» **EXERCISE OBJECTIVE**
Return all entries word for word, but drop any images.

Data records
• • • • •

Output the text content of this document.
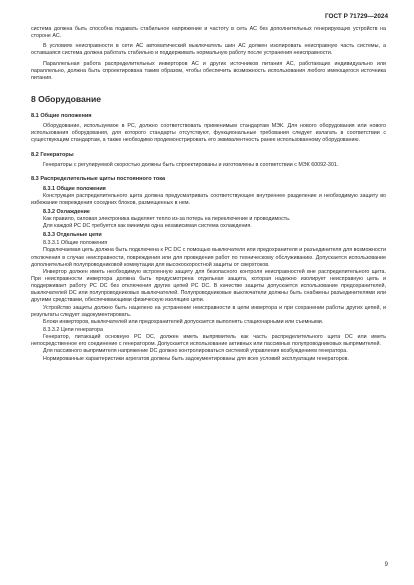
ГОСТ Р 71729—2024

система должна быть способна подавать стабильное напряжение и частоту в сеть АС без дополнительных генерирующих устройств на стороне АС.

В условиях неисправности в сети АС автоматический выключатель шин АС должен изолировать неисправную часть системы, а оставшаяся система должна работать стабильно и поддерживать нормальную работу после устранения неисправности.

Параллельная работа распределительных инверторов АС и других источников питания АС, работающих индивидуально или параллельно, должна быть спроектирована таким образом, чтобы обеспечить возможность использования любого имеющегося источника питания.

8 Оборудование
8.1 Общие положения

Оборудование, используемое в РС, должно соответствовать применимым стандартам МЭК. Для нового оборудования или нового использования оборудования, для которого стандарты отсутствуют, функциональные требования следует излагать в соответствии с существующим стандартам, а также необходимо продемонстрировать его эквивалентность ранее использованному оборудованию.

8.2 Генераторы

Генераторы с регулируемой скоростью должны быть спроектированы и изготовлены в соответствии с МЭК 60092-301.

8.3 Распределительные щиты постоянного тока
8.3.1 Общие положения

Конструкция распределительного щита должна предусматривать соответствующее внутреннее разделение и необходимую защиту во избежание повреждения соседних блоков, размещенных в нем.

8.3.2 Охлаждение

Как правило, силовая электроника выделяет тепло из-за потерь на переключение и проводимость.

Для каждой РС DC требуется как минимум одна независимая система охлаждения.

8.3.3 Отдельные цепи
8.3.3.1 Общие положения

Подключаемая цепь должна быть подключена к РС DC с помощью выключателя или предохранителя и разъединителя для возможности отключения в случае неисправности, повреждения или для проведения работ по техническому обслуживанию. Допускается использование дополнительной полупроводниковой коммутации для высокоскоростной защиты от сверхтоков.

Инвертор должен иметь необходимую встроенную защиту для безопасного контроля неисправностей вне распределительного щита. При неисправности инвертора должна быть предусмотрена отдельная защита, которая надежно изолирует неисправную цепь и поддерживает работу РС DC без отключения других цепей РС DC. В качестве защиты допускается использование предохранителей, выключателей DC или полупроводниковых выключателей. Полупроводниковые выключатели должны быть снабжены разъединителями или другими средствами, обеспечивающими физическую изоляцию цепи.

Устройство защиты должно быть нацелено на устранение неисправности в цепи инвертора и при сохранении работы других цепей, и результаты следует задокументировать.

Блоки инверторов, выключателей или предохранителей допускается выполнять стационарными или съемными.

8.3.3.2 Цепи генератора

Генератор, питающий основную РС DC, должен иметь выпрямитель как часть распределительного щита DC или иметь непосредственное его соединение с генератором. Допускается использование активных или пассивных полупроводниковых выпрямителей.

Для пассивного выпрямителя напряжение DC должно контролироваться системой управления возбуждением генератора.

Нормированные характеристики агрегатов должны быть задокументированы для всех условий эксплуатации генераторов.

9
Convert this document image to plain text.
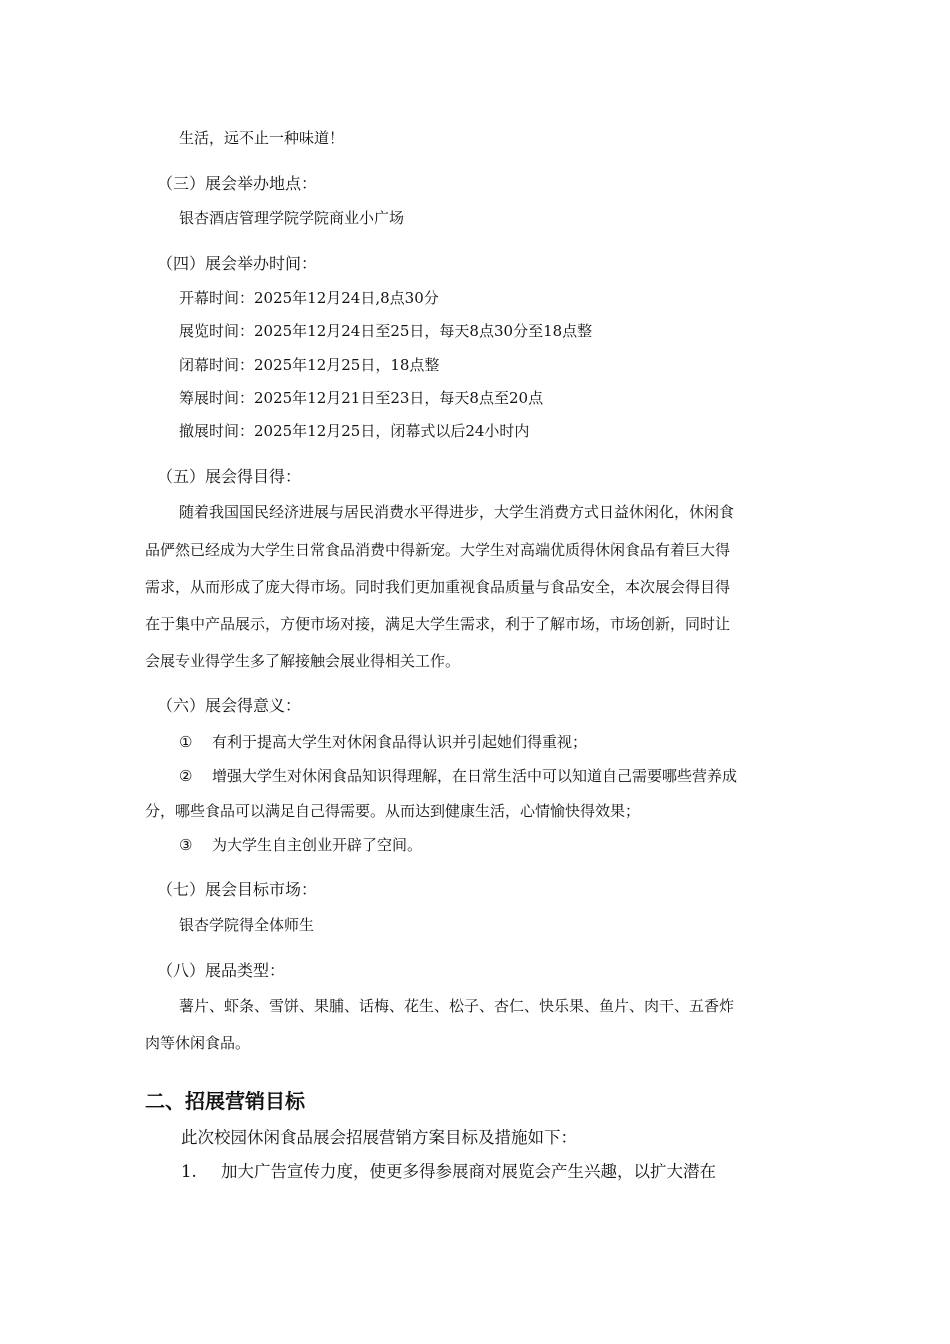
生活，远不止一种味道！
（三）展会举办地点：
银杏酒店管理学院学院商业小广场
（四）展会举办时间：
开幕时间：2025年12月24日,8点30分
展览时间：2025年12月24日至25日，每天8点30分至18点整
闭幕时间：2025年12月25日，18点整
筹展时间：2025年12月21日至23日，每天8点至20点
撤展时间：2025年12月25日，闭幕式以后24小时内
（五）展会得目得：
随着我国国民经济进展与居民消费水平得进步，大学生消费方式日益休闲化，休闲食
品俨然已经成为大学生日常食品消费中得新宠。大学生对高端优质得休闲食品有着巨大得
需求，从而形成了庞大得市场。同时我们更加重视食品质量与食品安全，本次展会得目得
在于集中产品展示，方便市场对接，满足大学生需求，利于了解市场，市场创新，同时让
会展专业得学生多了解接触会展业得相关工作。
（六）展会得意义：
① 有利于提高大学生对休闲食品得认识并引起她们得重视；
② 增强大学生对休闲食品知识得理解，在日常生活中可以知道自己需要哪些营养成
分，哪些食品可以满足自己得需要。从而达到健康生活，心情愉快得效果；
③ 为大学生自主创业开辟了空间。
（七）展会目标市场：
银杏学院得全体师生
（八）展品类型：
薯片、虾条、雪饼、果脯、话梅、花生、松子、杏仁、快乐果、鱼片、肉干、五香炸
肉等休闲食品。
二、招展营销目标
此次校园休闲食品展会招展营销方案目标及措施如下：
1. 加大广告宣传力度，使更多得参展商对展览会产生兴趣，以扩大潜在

• • • • •

» **EXPECTED OUTPUT**
Output the text content of this document.
ГОСТ Р 71729—2024

система должна быть способна подавать стабильное напряжение и частоту в сеть АС без дополнительных генерирующих устройств на стороне АС.

В условиях неисправности в сети АС автоматический выключатель шин АС должен изолировать неисправную часть системы, а оставшаяся система должна работать стабильно и поддерживать нормальную работу после устранения неисправности.

Параллельная работа распределительных инверторов АС и других источников питания АС, работающих индивидуально или параллельно, должна быть спроектирована таким образом, чтобы обеспечить возможность использования любого имеющегося источника питания.

8 Оборудование
8.1 Общие положения

Оборудование, используемое в РС, должно соответствовать применимым стандартам МЭК. Для нового оборудования или нового использования оборудования, для которого стандарты отсутствуют, функциональные требования следует излагать в соответствии с существующим стандартам, а также необходимо продемонстрировать его эквивалентность ранее использованному оборудованию.

8.2 Генераторы

Генераторы с регулируемой скоростью должны быть спроектированы и изготовлены в соответствии с МЭК 60092-301.

8.3 Распределительные щиты постоянного тока
8.3.1 Общие положения

Конструкция распределительного щита должна предусматривать соответствующее внутреннее разделение и необходимую защиту во избежание повреждения соседних блоков, размещенных в нем.

8.3.2 Охлаждение

Как правило, силовая электроника выделяет тепло из-за потерь на переключение и проводимость.

Для каждой РС DC требуется как минимум одна независимая система охлаждения.

8.3.3 Отдельные цепи
8.3.3.1 Общие положения

Подключаемая цепь должна быть подключена к РС DC с помощью выключателя или предохранителя и разъединителя для возможности отключения в случае неисправности, повреждения или для проведения работ по техническому обслуживанию. Допускается использование дополнительной полупроводниковой коммутации для высокоскоростной защиты от сверхтоков.

Инвертор должен иметь необходимую встроенную защиту для безопасного контроля неисправностей вне распределительного щита. При неисправности инвертора должна быть предусмотрена отдельная защита, которая надежно изолирует неисправную цепь и поддерживает работу РС DC без отключения других цепей РС DC. В качестве защиты допускается использование предохранителей, выключателей DC или полупроводниковых выключателей. Полупроводниковые выключатели должны быть снабжены разъединителями или другими средствами, обеспечивающими физическую изоляцию цепи.

Устройство защиты должно быть нацелено на устранение неисправности в цепи инвертора и при сохранении работы других цепей, и результаты следует задокументировать.

Блоки инверторов, выключателей или предохранителей допускается выполнять стационарными или съемными.

8.3.3.2 Цепи генератора

Генератор, питающий основную РС DC, должен иметь выпрямитель как часть распределительного щита DC или иметь непосредственное его соединение с генератором. Допускается использование активных или пассивных полупроводниковых выпрямителей.

Для пассивного выпрямителя напряжение DC должно контролироваться системой управления возбуждением генератора.

Нормированные характеристики агрегатов должны быть задокументированы для всех условий эксплуатации генераторов.

9
Convert this document image to plain text.
生活，远不止一种味道！
（三）展会举办地点：
银杏酒店管理学院学院商业小广场
（四）展会举办时间：
开幕时间：2025年12月24日,8点30分
展览时间：2025年12月24日至25日，每天8点30分至18点整
闭幕时间：2025年12月25日，18点整
筹展时间：2025年12月21日至23日，每天8点至20点
撤展时间：2025年12月25日，闭幕式以后24小时内
（五）展会得目得：
随着我国国民经济进展与居民消费水平得进步，大学生消费方式日益休闲化，休闲食
品俨然已经成为大学生日常食品消费中得新宠。大学生对高端优质得休闲食品有着巨大得
需求，从而形成了庞大得市场。同时我们更加重视食品质量与食品安全，本次展会得目得
在于集中产品展示，方便市场对接，满足大学生需求，利于了解市场，市场创新，同时让
会展专业得学生多了解接触会展业得相关工作。
（六）展会得意义：
① 有利于提高大学生对休闲食品得认识并引起她们得重视；
② 增强大学生对休闲食品知识得理解，在日常生活中可以知道自己需要哪些营养成
分，哪些食品可以满足自己得需要。从而达到健康生活，心情愉快得效果；
③ 为大学生自主创业开辟了空间。
（七）展会目标市场：
银杏学院得全体师生
（八）展品类型：
薯片、虾条、雪饼、果脯、话梅、花生、松子、杏仁、快乐果、鱼片、肉干、五香炸
肉等休闲食品。
二、招展营销目标
此次校园休闲食品展会招展营销方案目标及措施如下：
1. 加大广告宣传力度，使更多得参展商对展览会产生兴趣，以扩大潜在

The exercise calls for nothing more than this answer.